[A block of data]
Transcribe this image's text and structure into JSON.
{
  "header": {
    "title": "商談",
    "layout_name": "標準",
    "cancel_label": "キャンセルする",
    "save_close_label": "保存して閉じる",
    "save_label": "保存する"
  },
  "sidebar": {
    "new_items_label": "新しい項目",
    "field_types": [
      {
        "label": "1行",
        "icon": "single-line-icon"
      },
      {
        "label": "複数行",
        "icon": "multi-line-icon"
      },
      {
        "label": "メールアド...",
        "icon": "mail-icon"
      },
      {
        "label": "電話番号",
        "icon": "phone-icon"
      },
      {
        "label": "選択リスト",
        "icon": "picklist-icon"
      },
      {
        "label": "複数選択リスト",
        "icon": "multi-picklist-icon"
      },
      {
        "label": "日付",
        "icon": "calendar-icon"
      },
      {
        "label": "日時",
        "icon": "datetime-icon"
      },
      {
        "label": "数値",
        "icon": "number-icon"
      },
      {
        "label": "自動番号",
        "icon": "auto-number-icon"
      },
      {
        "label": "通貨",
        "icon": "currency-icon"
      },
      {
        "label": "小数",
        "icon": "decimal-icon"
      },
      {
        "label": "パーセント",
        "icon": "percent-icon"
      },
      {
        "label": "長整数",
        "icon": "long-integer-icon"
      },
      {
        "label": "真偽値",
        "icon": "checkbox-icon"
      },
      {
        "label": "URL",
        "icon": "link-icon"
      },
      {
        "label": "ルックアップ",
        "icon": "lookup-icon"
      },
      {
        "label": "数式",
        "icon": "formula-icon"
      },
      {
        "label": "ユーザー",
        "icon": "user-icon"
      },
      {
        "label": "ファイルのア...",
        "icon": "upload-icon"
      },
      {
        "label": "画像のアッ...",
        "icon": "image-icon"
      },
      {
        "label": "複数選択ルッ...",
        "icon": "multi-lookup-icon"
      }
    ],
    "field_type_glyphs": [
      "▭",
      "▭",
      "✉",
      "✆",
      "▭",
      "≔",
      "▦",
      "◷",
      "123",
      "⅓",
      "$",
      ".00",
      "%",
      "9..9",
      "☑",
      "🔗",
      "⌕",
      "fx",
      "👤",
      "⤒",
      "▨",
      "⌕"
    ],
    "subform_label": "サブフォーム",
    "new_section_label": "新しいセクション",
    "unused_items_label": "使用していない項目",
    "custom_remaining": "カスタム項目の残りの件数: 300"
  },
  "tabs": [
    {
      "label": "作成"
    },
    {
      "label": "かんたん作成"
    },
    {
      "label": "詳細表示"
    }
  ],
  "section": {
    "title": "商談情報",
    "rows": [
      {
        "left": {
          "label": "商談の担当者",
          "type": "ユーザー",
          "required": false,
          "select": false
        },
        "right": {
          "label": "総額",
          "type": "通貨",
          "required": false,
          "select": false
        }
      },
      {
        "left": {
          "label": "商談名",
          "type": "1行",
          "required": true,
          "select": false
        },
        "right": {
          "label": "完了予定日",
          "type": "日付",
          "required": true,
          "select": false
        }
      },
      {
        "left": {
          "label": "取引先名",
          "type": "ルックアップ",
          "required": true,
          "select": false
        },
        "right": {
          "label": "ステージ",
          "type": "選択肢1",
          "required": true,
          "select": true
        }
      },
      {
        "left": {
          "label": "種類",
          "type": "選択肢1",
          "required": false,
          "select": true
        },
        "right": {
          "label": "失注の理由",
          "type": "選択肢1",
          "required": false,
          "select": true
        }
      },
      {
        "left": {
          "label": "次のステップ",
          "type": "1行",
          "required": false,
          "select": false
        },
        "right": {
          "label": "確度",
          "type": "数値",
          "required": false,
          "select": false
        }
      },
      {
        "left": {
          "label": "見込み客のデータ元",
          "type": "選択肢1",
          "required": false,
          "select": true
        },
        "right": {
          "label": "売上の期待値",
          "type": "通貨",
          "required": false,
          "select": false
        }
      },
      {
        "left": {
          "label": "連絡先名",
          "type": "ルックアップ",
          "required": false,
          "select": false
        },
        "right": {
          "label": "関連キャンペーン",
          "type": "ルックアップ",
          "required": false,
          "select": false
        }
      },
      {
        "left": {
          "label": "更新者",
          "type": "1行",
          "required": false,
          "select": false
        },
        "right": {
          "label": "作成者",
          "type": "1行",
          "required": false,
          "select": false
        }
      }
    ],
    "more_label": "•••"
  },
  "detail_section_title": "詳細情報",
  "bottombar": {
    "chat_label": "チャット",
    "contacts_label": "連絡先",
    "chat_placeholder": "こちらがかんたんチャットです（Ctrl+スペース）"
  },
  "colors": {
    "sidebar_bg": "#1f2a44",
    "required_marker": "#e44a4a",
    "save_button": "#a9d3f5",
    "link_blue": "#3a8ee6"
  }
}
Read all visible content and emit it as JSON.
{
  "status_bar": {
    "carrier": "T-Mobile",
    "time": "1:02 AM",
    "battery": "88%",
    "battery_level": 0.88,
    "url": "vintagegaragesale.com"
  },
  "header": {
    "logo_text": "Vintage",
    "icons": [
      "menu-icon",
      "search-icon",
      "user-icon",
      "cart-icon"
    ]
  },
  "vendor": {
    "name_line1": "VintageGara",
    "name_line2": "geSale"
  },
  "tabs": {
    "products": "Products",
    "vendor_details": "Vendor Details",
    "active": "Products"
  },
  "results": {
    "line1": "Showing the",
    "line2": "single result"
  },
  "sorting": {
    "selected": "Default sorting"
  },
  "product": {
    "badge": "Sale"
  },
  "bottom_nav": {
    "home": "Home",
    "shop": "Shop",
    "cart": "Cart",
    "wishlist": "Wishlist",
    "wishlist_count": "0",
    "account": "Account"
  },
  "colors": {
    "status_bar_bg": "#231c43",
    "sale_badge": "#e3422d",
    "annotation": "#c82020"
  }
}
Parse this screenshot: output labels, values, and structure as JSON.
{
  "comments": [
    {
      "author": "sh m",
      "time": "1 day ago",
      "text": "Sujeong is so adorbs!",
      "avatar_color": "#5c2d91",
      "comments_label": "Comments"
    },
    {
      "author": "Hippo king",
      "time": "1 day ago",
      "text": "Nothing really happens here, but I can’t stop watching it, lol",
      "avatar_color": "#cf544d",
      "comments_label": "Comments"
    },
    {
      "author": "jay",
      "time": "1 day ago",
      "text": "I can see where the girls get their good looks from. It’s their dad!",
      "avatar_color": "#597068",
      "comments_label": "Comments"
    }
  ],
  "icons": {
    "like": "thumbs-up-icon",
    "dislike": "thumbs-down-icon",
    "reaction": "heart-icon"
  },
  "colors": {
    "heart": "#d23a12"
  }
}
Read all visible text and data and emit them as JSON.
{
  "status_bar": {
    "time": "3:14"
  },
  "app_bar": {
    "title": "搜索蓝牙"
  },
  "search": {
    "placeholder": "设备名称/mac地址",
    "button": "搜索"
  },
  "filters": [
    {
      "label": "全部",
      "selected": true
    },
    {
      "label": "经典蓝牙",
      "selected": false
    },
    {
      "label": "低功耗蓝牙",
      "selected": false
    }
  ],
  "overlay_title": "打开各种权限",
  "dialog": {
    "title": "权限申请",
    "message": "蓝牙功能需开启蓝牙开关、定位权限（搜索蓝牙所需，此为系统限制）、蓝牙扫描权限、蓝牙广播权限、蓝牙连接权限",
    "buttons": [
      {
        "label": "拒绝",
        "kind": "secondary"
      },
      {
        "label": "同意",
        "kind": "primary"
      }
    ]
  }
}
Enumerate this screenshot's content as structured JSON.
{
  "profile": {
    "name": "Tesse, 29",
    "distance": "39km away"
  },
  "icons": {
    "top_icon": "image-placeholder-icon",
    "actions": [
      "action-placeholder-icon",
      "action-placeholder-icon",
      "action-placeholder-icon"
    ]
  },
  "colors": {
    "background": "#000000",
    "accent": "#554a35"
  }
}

Exercise goal
Return all of the data exactly as it reads.

The completed task
Transcribe this image's text and structure into JSON.
{
  "header": {
    "title": "商談",
    "layout_name": "標準",
    "cancel_label": "キャンセルする",
    "save_close_label": "保存して閉じる",
    "save_label": "保存する"
  },
  "sidebar": {
    "new_items_label": "新しい項目",
    "field_types": [
      {
        "label": "1行",
        "icon": "single-line-icon"
      },
      {
        "label": "複数行",
        "icon": "multi-line-icon"
      },
      {
        "label": "メールアド...",
        "icon": "mail-icon"
      },
      {
        "label": "電話番号",
        "icon": "phone-icon"
      },
      {
        "label": "選択リスト",
        "icon": "picklist-icon"
      },
      {
        "label": "複数選択リスト",
        "icon": "multi-picklist-icon"
      },
      {
        "label": "日付",
        "icon": "calendar-icon"
      },
      {
        "label": "日時",
        "icon": "datetime-icon"
      },
      {
        "label": "数値",
        "icon": "number-icon"
      },
      {
        "label": "自動番号",
        "icon": "auto-number-icon"
      },
      {
        "label": "通貨",
        "icon": "currency-icon"
      },
      {
        "label": "小数",
        "icon": "decimal-icon"
      },
      {
        "label": "パーセント",
        "icon": "percent-icon"
      },
      {
        "label": "長整数",
        "icon": "long-integer-icon"
      },
      {
        "label": "真偽値",
        "icon": "checkbox-icon"
      },
      {
        "label": "URL",
        "icon": "link-icon"
      },
      {
        "label": "ルックアップ",
        "icon": "lookup-icon"
      },
      {
        "label": "数式",
        "icon": "formula-icon"
      },
      {
        "label": "ユーザー",
        "icon": "user-icon"
      },
      {
        "label": "ファイルのア...",
        "icon": "upload-icon"
      },
      {
        "label": "画像のアッ...",
        "icon": "image-icon"
      },
      {
        "label": "複数選択ルッ...",
        "icon": "multi-lookup-icon"
      }
    ],
    "field_type_glyphs": [
      "▭",
      "▭",
      "✉",
      "✆",
      "▭",
      "≔",
      "▦",
      "◷",
      "123",
      "⅓",
      "$",
      ".00",
      "%",
      "9..9",
      "☑",
      "🔗",
      "⌕",
      "fx",
      "👤",
      "⤒",
      "▨",
      "⌕"
    ],
    "subform_label": "サブフォーム",
    "new_section_label": "新しいセクション",
    "unused_items_label": "使用していない項目",
    "custom_remaining": "カスタム項目の残りの件数: 300"
  },
  "tabs": [
    {
      "label": "作成"
    },
    {
      "label": "かんたん作成"
    },
    {
      "label": "詳細表示"
    }
  ],
  "section": {
    "title": "商談情報",
    "rows": [
      {
        "left": {
          "label": "商談の担当者",
          "type": "ユーザー",
          "required": false,
          "select": false
        },
        "right": {
          "label": "総額",
          "type": "通貨",
          "required": false,
          "select": false
        }
      },
      {
        "left": {
          "label": "商談名",
          "type": "1行",
          "required": true,
          "select": false
        },
        "right": {
          "label": "完了予定日",
          "type": "日付",
          "required": true,
          "select": false
        }
      },
      {
        "left": {
          "label": "取引先名",
          "type": "ルックアップ",
          "required": true,
          "select": false
        },
        "right": {
          "label": "ステージ",
          "type": "選択肢1",
          "required": true,
          "select": true
        }
      },
      {
        "left": {
          "label": "種類",
          "type": "選択肢1",
          "required": false,
          "select": true
        },
        "right": {
          "label": "失注の理由",
          "type": "選択肢1",
          "required": false,
          "select": true
        }
      },
      {
        "left": {
          "label": "次のステップ",
          "type": "1行",
          "required": false,
          "select": false
        },
        "right": {
          "label": "確度",
          "type": "数値",
          "required": false,
          "select": false
        }
      },
      {
        "left": {
          "label": "見込み客のデータ元",
          "type": "選択肢1",
          "required": false,
          "select": true
        },
        "right": {
          "label": "売上の期待値",
          "type": "通貨",
          "required": false,
          "select": false
        }
      },
      {
        "left": {
          "label": "連絡先名",
          "type": "ルックアップ",
          "required": false,
          "select": false
        },
        "right": {
          "label": "関連キャンペーン",
          "type": "ルックアップ",
          "required": false,
          "select": false
        }
      },
      {
        "left": {
          "label": "更新者",
          "type": "1行",
          "required": false,
          "select": false
        },
        "right": {
          "label": "作成者",
          "type": "1行",
          "required": false,
          "select": false
        }
      }
    ],
    "more_label": "•••"
  },
  "detail_section_title": "詳細情報",
  "bottombar": {
    "chat_label": "チャット",
    "contacts_label": "連絡先",
    "chat_placeholder": "こちらがかんたんチャットです（Ctrl+スペース）"
  },
  "colors": {
    "sidebar_bg": "#1f2a44",
    "required_marker": "#e44a4a",
    "save_button": "#a9d3f5",
    "link_blue": "#3a8ee6"
  }
}
Read all visible content and emit it as JSON.
{
  "status_bar": {
    "carrier": "T-Mobile",
    "time": "1:02 AM",
    "battery": "88%",
    "battery_level": 0.88,
    "url": "vintagegaragesale.com"
  },
  "header": {
    "logo_text": "Vintage",
    "icons": [
      "menu-icon",
      "search-icon",
      "user-icon",
      "cart-icon"
    ]
  },
  "vendor": {
    "name_line1": "VintageGara",
    "name_line2": "geSale"
  },
  "tabs": {
    "products": "Products",
    "vendor_details": "Vendor Details",
    "active": "Products"
  },
  "results": {
    "line1": "Showing the",
    "line2": "single result"
  },
  "sorting": {
    "selected": "Default sorting"
  },
  "product": {
    "badge": "Sale"
  },
  "bottom_nav": {
    "home": "Home",
    "shop": "Shop",
    "cart": "Cart",
    "wishlist": "Wishlist",
    "wishlist_count": "0",
    "account": "Account"
  },
  "colors": {
    "status_bar_bg": "#231c43",
    "sale_badge": "#e3422d",
    "annotation": "#c82020"
  }
}
Parse this screenshot: output labels, values, and structure as JSON.
{
  "comments": [
    {
      "author": "sh m",
      "time": "1 day ago",
      "text": "Sujeong is so adorbs!",
      "avatar_color": "#5c2d91",
      "comments_label": "Comments"
    },
    {
      "author": "Hippo king",
      "time": "1 day ago",
      "text": "Nothing really happens here, but I can’t stop watching it, lol",
      "avatar_color": "#cf544d",
      "comments_label": "Comments"
    },
    {
      "author": "jay",
      "time": "1 day ago",
      "text": "I can see where the girls get their good looks from. It’s their dad!",
      "avatar_color": "#597068",
      "comments_label": "Comments"
    }
  ],
  "icons": {
    "like": "thumbs-up-icon",
    "dislike": "thumbs-down-icon",
    "reaction": "heart-icon"
  },
  "colors": {
    "heart": "#d23a12"
  }
}
Read all visible text and data and emit them as JSON.
{
  "status_bar": {
    "time": "3:14"
  },
  "app_bar": {
    "title": "搜索蓝牙"
  },
  "search": {
    "placeholder": "设备名称/mac地址",
    "button": "搜索"
  },
  "filters": [
    {
      "label": "全部",
      "selected": true
    },
    {
      "label": "经典蓝牙",
      "selected": false
    },
    {
      "label": "低功耗蓝牙",
      "selected": false
    }
  ],
  "overlay_title": "打开各种权限",
  "dialog": {
    "title": "权限申请",
    "message": "蓝牙功能需开启蓝牙开关、定位权限（搜索蓝牙所需，此为系统限制）、蓝牙扫描权限、蓝牙广播权限、蓝牙连接权限",
    "buttons": [
      {
        "label": "拒绝",
        "kind": "secondary"
      },
      {
        "label": "同意",
        "kind": "primary"
      }
    ]
  }
}
Enumerate this screenshot's content as structured JSON.
{
  "profile": {
    "name": "Tesse, 29",
    "distance": "39km away"
  },
  "icons": {
    "top_icon": "image-placeholder-icon",
    "actions": [
      "action-placeholder-icon",
      "action-placeholder-icon",
      "action-placeholder-icon"
    ]
  },
  "colors": {
    "background": "#000000",
    "accent": "#554a35"
  }
}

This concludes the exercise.